RECORDED INFORMATION:
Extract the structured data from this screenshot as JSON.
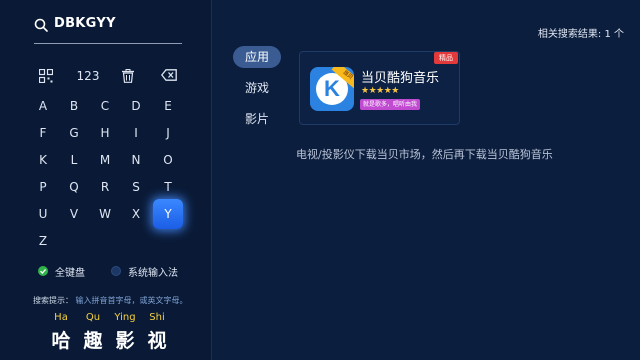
{
  "search": {
    "query": "DBKGYY"
  },
  "keyboard": {
    "function_keys": {
      "number_mode": "123"
    },
    "keys": [
      "A",
      "B",
      "C",
      "D",
      "E",
      "F",
      "G",
      "H",
      "I",
      "J",
      "K",
      "L",
      "M",
      "N",
      "O",
      "P",
      "Q",
      "R",
      "S",
      "T",
      "U",
      "V",
      "W",
      "X",
      "Y",
      "Z"
    ],
    "selected_key": "Y",
    "modes": [
      {
        "label": "全键盘",
        "selected": true,
        "color": "#2fb34a"
      },
      {
        "label": "系统输入法",
        "selected": false,
        "color": "#1d3765"
      }
    ]
  },
  "hint": {
    "label": "搜索提示：",
    "text": "输入拼音首字母，或英文字母。"
  },
  "suggestions": [
    {
      "pinyin": "Ha",
      "hanzi": "哈"
    },
    {
      "pinyin": "Qu",
      "hanzi": "趣"
    },
    {
      "pinyin": "Ying",
      "hanzi": "影"
    },
    {
      "pinyin": "Shi",
      "hanzi": "视"
    }
  ],
  "results": {
    "count_text": "相关搜索结果: 1 个",
    "tabs": [
      {
        "label": "应用",
        "active": true
      },
      {
        "label": "游戏",
        "active": false
      },
      {
        "label": "影片",
        "active": false
      }
    ],
    "app": {
      "name": "当贝酷狗音乐",
      "icon_letter": "K",
      "icon_corner_text": "当贝",
      "rating_stars": 4.5,
      "rating_display": "★★★★★",
      "slogan": "就是歌多，唱听由我",
      "badge": "精品"
    },
    "tip": "电视/投影仪下载当贝市场，然后再下载当贝酷狗音乐"
  },
  "colors": {
    "background": "#0c1e3e",
    "panel": "#0a1a36",
    "accent_blue": "#2f7bff",
    "suggestion_pinyin": "#f4d03f",
    "badge_red": "#e23a3a",
    "slogan_pink": "#c04bd1"
  },
  "icons": {
    "search": "search-icon",
    "qr": "qr-grid-icon",
    "delete": "trash-icon",
    "backspace": "backspace-icon"
  }
}
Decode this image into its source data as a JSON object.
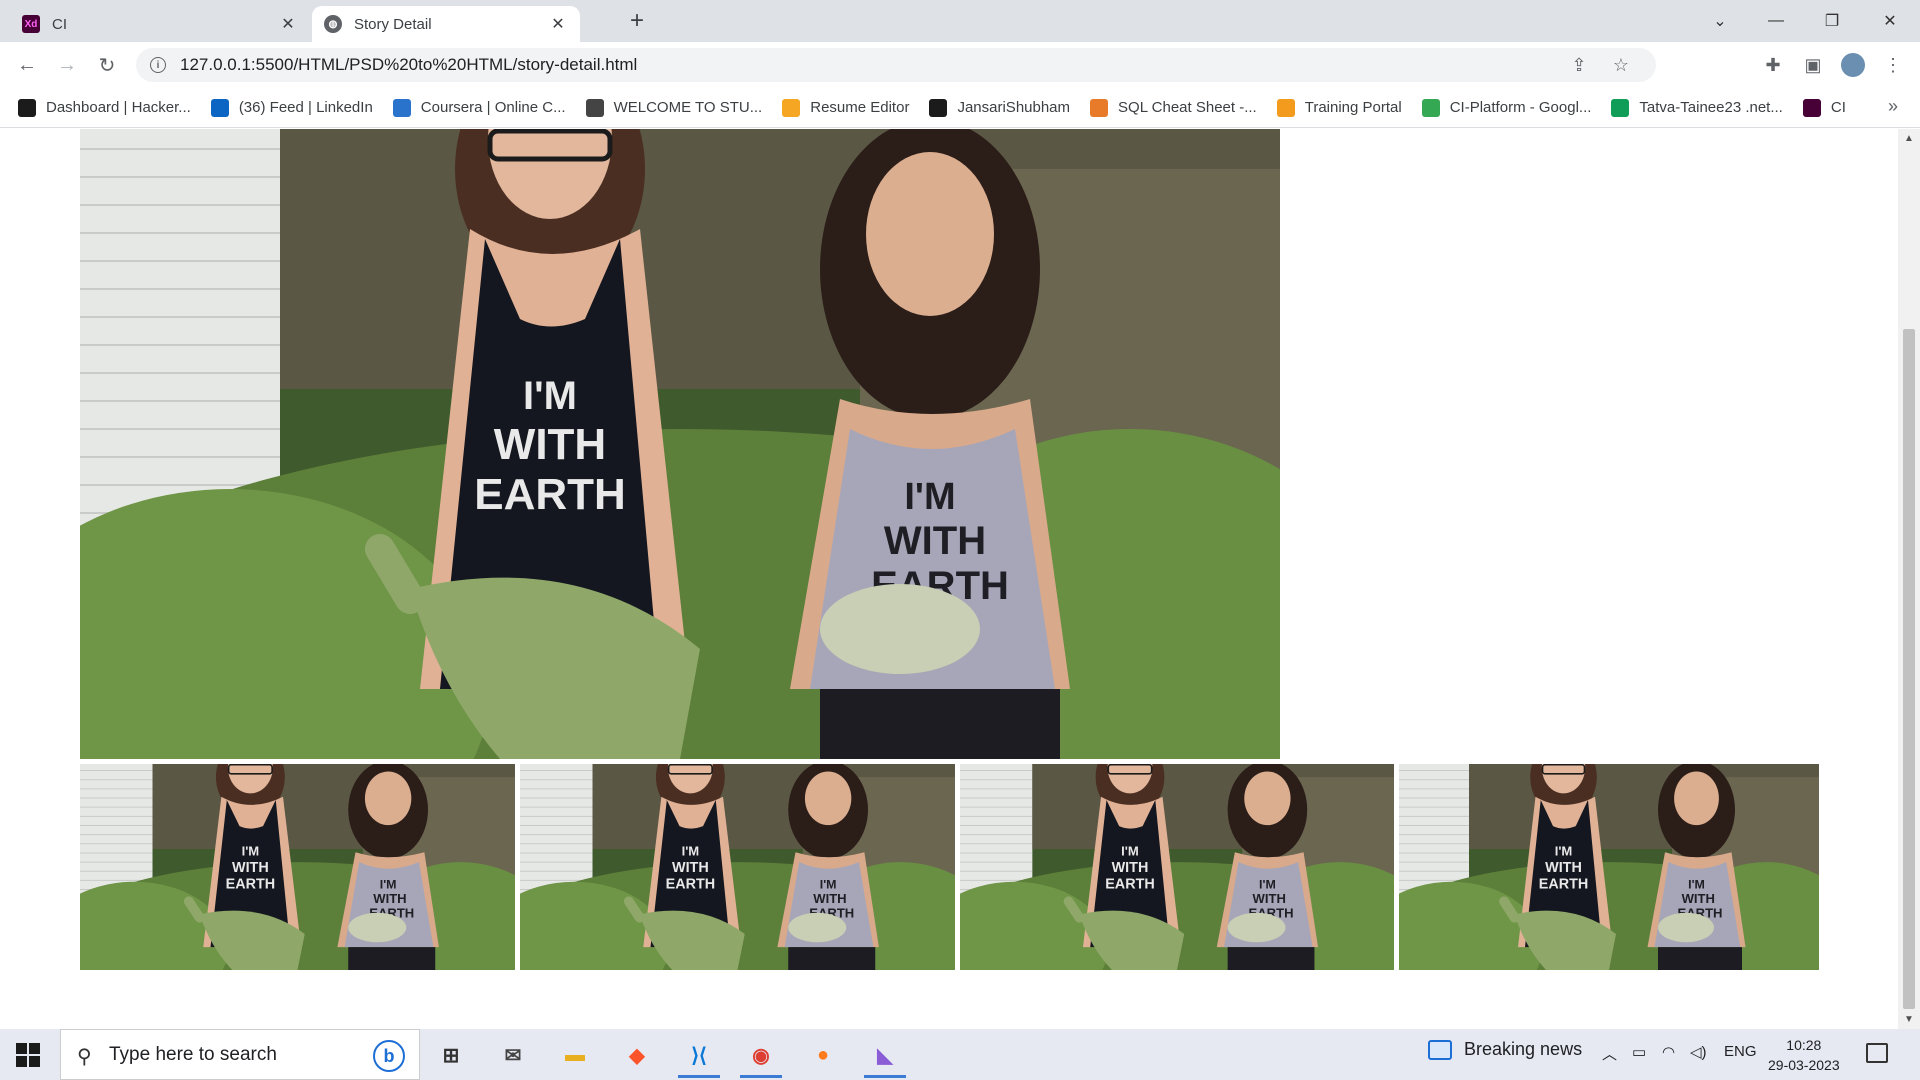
{
  "browser": {
    "tabs": [
      {
        "label": "CI",
        "icon": "adobe-xd-icon",
        "active": false
      },
      {
        "label": "Story Detail",
        "icon": "globe-icon",
        "active": true
      }
    ],
    "url": "127.0.0.1:5500/HTML/PSD%20to%20HTML/story-detail.html",
    "bookmarks": [
      {
        "label": "Dashboard | Hacker...",
        "icon": "hackerrank-icon",
        "color": "#1b1b1b"
      },
      {
        "label": "(36) Feed | LinkedIn",
        "icon": "linkedin-icon",
        "color": "#0a66c2"
      },
      {
        "label": "Coursera | Online C...",
        "icon": "coursera-icon",
        "color": "#2a73cc"
      },
      {
        "label": "WELCOME TO STU...",
        "icon": "w-icon",
        "color": "#444444"
      },
      {
        "label": "Resume Editor",
        "icon": "h-icon",
        "color": "#f5a623"
      },
      {
        "label": "JansariShubham",
        "icon": "github-icon",
        "color": "#1b1b1b"
      },
      {
        "label": "SQL Cheat Sheet -...",
        "icon": "sql-icon",
        "color": "#e87b2a"
      },
      {
        "label": "Training Portal",
        "icon": "training-icon",
        "color": "#f29b1d"
      },
      {
        "label": "CI-Platform - Googl...",
        "icon": "google-drive-icon",
        "color": "#34a853"
      },
      {
        "label": "Tatva-Tainee23 .net...",
        "icon": "google-sheets-icon",
        "color": "#0f9d58"
      },
      {
        "label": "CI",
        "icon": "adobe-xd-icon",
        "color": "#470137"
      }
    ]
  },
  "page": {
    "main_image": {
      "shirt_text_1": "I'M WITH EARTH",
      "shirt_text_2": "I'M WITH EARTH"
    },
    "thumbnails": [
      {
        "label": "thumbnail-1"
      },
      {
        "label": "thumbnail-2"
      },
      {
        "label": "thumbnail-3"
      },
      {
        "label": "thumbnail-4"
      }
    ]
  },
  "taskbar": {
    "search_placeholder": "Type here to search",
    "news": "Breaking news",
    "language": "ENG",
    "time": "10:28",
    "date": "29-03-2023"
  }
}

WHAT YOU HAVE TO DO: Your copy should hold every record word for word and none of the pictures.

ANSWER:
Extract the structured data from this screenshot as JSON.
{
  "search": {
    "query": "DBKGYY"
  },
  "keyboard": {
    "function_keys": {
      "number_mode": "123"
    },
    "keys": [
      "A",
      "B",
      "C",
      "D",
      "E",
      "F",
      "G",
      "H",
      "I",
      "J",
      "K",
      "L",
      "M",
      "N",
      "O",
      "P",
      "Q",
      "R",
      "S",
      "T",
      "U",
      "V",
      "W",
      "X",
      "Y",
      "Z"
    ],
    "selected_key": "Y",
    "modes": [
      {
        "label": "全键盘",
        "selected": true,
        "color": "#2fb34a"
      },
      {
        "label": "系统输入法",
        "selected": false,
        "color": "#1d3765"
      }
    ]
  },
  "hint": {
    "label": "搜索提示：",
    "text": "输入拼音首字母，或英文字母。"
  },
  "suggestions": [
    {
      "pinyin": "Ha",
      "hanzi": "哈"
    },
    {
      "pinyin": "Qu",
      "hanzi": "趣"
    },
    {
      "pinyin": "Ying",
      "hanzi": "影"
    },
    {
      "pinyin": "Shi",
      "hanzi": "视"
    }
  ],
  "results": {
    "count_text": "相关搜索结果: 1 个",
    "tabs": [
      {
        "label": "应用",
        "active": true
      },
      {
        "label": "游戏",
        "active": false
      },
      {
        "label": "影片",
        "active": false
      }
    ],
    "app": {
      "name": "当贝酷狗音乐",
      "icon_letter": "K",
      "icon_corner_text": "当贝",
      "rating_stars": 4.5,
      "rating_display": "★★★★★",
      "slogan": "就是歌多，唱听由我",
      "badge": "精品"
    },
    "tip": "电视/投影仪下载当贝市场，然后再下载当贝酷狗音乐"
  },
  "colors": {
    "background": "#0c1e3e",
    "panel": "#0a1a36",
    "accent_blue": "#2f7bff",
    "suggestion_pinyin": "#f4d03f",
    "badge_red": "#e23a3a",
    "slogan_pink": "#c04bd1"
  },
  "icons": {
    "search": "search-icon",
    "qr": "qr-grid-icon",
    "delete": "trash-icon",
    "backspace": "backspace-icon"
  }
}
Decode this image into its source data as a JSON object.
{
  "browser": {
    "tabs": [
      {
        "label": "CI",
        "icon": "adobe-xd-icon",
        "active": false
      },
      {
        "label": "Story Detail",
        "icon": "globe-icon",
        "active": true
      }
    ],
    "url": "127.0.0.1:5500/HTML/PSD%20to%20HTML/story-detail.html",
    "bookmarks": [
      {
        "label": "Dashboard | Hacker...",
        "icon": "hackerrank-icon",
        "color": "#1b1b1b"
      },
      {
        "label": "(36) Feed | LinkedIn",
        "icon": "linkedin-icon",
        "color": "#0a66c2"
      },
      {
        "label": "Coursera | Online C...",
        "icon": "coursera-icon",
        "color": "#2a73cc"
      },
      {
        "label": "WELCOME TO STU...",
        "icon": "w-icon",
        "color": "#444444"
      },
      {
        "label": "Resume Editor",
        "icon": "h-icon",
        "color": "#f5a623"
      },
      {
        "label": "JansariShubham",
        "icon": "github-icon",
        "color": "#1b1b1b"
      },
      {
        "label": "SQL Cheat Sheet -...",
        "icon": "sql-icon",
        "color": "#e87b2a"
      },
      {
        "label": "Training Portal",
        "icon": "training-icon",
        "color": "#f29b1d"
      },
      {
        "label": "CI-Platform - Googl...",
        "icon": "google-drive-icon",
        "color": "#34a853"
      },
      {
        "label": "Tatva-Tainee23 .net...",
        "icon": "google-sheets-icon",
        "color": "#0f9d58"
      },
      {
        "label": "CI",
        "icon": "adobe-xd-icon",
        "color": "#470137"
      }
    ]
  },
  "page": {
    "main_image": {
      "shirt_text_1": "I'M WITH EARTH",
      "shirt_text_2": "I'M WITH EARTH"
    },
    "thumbnails": [
      {
        "label": "thumbnail-1"
      },
      {
        "label": "thumbnail-2"
      },
      {
        "label": "thumbnail-3"
      },
      {
        "label": "thumbnail-4"
      }
    ]
  },
  "taskbar": {
    "search_placeholder": "Type here to search",
    "news": "Breaking news",
    "language": "ENG",
    "time": "10:28",
    "date": "29-03-2023"
  }
}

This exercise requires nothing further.